• **LIST OF TASKS**
a: Name every Python library that the college salary analysis imports.
b: Transcribe the portion of the records that opens with their first line and closes with the line containing "cell-c6[interactable]: Haha (190, 364, 291, 398)", including both of those lines.

• **DOCUMENT SEGMENT**

# **Intro**

In this exploratory analysis of the college salaries data sets, I wanted to practice my data analysis skills in python and I wanted to see if the data would show any interesting trends or findings. I didn't have a specific goal in mind other than to just practice my coding skills, and pursued whichever analyses I thought would be interesting.

To begin, I loaded the relevant datasets needed to complete this analysis, as well as the necessary python libraries.

In [None]:
import pandas as pd
import numpy as np
import seaborn as sns
import plotly.express as px
import matplotlib.pyplot as plt 

In [None]:
college_df = pd.read_csv('../input/college-salaries/salaries-by-college-type.csv')
region_df = pd.read_csv('../input/college-salaries/salaries-by-region.csv')
degrees_df = pd.read_csv('../input/college-salaries/degrees-that-pay-back.csv')

Now, to see what each dataset looks like.

In [None]:
college_df.head()

In [None]:
region_df.head()

In [None]:
degrees_df.head()

For degrees_df, I wanted to make sure that all the columns with numbers in the rows were actually floats and not strings, so I converted each number into floats.

# **Data Analysis**

In [None]:
# making sure all the columns have float data and not string data
salary_cols = ['Starting Median Salary', 'Mid-Career Median Salary', 'Mid-Career 10th Percentile Salary', 'Mid-Career 25th Percentile Salary', 'Mid-Career 75th Percentile Salary', 'Mid-Career 90th Percentile Salary']
for col in salary_cols:
    degrees_df[col] = degrees_df[col].str.replace('$', '') # remove dollar signs.
    degrees_df[col] = degrees_df[col].str.replace(',', '').astype(float) # remove commas and convert to floats.

After converting all the numerical data to floats, I wanted to organize the data by Starting Median Salary in ascending order.

In [None]:
degrees_df = degrees_df.sort_values(by='Starting Median Salary',ascending=True)
degrees_df.head()

In [None]:
# checking to make sure that the change worked
type(degrees_df['Mid-Career Median Salary'][0])

In [None]:
# interactive bar graph for starting salary vs degree
fig = px.bar(degrees_df,x='Undergraduate Major',y='Starting Median Salary',title='Starting Median Salary vs Undergraduate Major')
fig.show()

I then wanted to plot a similar graph for degrees_df but organizing it by Mid-Career Median Salary. I first organized the data by Mid-Career Median Salary so that it would graph properly in ascending order.

• **DATASET RECORDS**
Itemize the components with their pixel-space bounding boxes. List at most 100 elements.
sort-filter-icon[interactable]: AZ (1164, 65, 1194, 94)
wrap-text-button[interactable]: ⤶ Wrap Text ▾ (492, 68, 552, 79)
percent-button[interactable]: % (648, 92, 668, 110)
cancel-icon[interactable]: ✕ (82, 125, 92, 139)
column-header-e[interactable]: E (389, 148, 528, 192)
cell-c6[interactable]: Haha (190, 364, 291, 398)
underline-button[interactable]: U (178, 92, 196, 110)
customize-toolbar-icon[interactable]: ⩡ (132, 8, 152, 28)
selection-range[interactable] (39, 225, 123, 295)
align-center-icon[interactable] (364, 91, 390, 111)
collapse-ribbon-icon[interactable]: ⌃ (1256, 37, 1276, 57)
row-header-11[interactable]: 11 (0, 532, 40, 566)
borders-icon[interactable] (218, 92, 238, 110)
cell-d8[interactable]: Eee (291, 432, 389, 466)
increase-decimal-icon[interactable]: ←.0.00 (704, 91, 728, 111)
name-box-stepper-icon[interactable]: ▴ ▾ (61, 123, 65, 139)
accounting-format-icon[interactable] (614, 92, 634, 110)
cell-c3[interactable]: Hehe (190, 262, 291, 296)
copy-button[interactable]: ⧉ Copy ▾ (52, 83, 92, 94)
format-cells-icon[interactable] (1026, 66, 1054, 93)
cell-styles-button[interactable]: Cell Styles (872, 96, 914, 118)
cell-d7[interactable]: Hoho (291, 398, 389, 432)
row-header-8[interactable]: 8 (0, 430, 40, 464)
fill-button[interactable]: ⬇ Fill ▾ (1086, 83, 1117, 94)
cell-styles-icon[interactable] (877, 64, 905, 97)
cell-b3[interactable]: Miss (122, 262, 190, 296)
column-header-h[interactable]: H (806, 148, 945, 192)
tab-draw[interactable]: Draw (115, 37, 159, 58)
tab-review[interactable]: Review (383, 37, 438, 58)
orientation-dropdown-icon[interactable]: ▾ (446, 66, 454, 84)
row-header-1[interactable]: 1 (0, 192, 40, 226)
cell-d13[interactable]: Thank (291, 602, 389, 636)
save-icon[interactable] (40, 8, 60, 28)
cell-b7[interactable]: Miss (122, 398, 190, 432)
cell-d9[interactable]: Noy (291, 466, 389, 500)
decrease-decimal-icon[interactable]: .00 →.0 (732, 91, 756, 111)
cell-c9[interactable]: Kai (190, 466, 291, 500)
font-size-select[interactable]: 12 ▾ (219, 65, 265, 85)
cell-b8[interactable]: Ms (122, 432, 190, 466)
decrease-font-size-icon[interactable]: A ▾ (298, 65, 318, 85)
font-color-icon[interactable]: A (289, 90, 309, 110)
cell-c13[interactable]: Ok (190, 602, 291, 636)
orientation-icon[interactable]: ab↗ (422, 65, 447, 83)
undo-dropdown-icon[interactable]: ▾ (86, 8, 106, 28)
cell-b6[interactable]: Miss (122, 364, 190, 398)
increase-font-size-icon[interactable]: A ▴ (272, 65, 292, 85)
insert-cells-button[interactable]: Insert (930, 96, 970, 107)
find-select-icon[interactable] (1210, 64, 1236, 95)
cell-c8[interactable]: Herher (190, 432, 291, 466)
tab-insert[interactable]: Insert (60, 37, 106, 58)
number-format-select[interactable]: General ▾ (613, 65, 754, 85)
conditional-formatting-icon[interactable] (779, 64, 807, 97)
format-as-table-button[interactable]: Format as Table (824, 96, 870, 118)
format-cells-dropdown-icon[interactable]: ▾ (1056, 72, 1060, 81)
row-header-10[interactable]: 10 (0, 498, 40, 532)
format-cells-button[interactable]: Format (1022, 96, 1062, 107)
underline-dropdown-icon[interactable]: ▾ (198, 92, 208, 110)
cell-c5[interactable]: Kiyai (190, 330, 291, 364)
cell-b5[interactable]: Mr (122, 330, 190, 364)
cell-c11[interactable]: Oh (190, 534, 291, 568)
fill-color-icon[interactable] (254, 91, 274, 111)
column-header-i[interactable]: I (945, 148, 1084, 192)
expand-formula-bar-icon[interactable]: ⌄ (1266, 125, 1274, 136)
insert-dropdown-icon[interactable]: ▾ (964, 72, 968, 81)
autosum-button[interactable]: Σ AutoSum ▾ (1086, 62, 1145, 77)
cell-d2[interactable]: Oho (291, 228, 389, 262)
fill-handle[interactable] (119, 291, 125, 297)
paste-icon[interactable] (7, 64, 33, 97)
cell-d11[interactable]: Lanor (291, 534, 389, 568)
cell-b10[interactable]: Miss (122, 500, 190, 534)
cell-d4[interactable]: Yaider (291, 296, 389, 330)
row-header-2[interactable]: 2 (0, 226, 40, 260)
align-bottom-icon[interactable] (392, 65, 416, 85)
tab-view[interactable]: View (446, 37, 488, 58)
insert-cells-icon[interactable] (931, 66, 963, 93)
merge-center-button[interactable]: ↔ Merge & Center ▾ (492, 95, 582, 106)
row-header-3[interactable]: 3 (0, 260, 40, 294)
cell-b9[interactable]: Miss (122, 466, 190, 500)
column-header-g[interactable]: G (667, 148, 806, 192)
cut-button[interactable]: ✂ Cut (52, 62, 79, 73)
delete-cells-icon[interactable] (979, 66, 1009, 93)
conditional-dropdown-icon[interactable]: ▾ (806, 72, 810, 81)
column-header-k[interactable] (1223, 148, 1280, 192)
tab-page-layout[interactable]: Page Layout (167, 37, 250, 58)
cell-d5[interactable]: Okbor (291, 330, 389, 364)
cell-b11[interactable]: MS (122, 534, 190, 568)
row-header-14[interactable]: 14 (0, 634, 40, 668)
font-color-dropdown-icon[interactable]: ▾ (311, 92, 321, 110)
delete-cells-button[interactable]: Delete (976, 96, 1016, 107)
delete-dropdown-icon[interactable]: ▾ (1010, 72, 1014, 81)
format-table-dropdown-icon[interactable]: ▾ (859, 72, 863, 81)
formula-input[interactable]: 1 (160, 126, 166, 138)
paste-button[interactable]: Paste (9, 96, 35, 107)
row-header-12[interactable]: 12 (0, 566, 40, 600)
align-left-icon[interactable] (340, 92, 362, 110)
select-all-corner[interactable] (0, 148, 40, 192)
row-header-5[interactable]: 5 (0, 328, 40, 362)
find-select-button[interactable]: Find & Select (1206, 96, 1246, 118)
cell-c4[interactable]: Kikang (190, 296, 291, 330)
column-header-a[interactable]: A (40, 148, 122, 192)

• **ANSWERS TO THE TASKS**
a:
- pandas
- numpy
- seaborn
- plotly.express
- matplotlib.pyplot

b:
Itemize the components with their pixel-space bounding boxes. List at most 100 elements.
sort-filter-icon[interactable]: AZ (1164, 65, 1194, 94)
wrap-text-button[interactable]: ⤶ Wrap Text ▾ (492, 68, 552, 79)
percent-button[interactable]: % (648, 92, 668, 110)
cancel-icon[interactable]: ✕ (82, 125, 92, 139)
column-header-e[interactable]: E (389, 148, 528, 192)
cell-c6[interactable]: Haha (190, 364, 291, 398)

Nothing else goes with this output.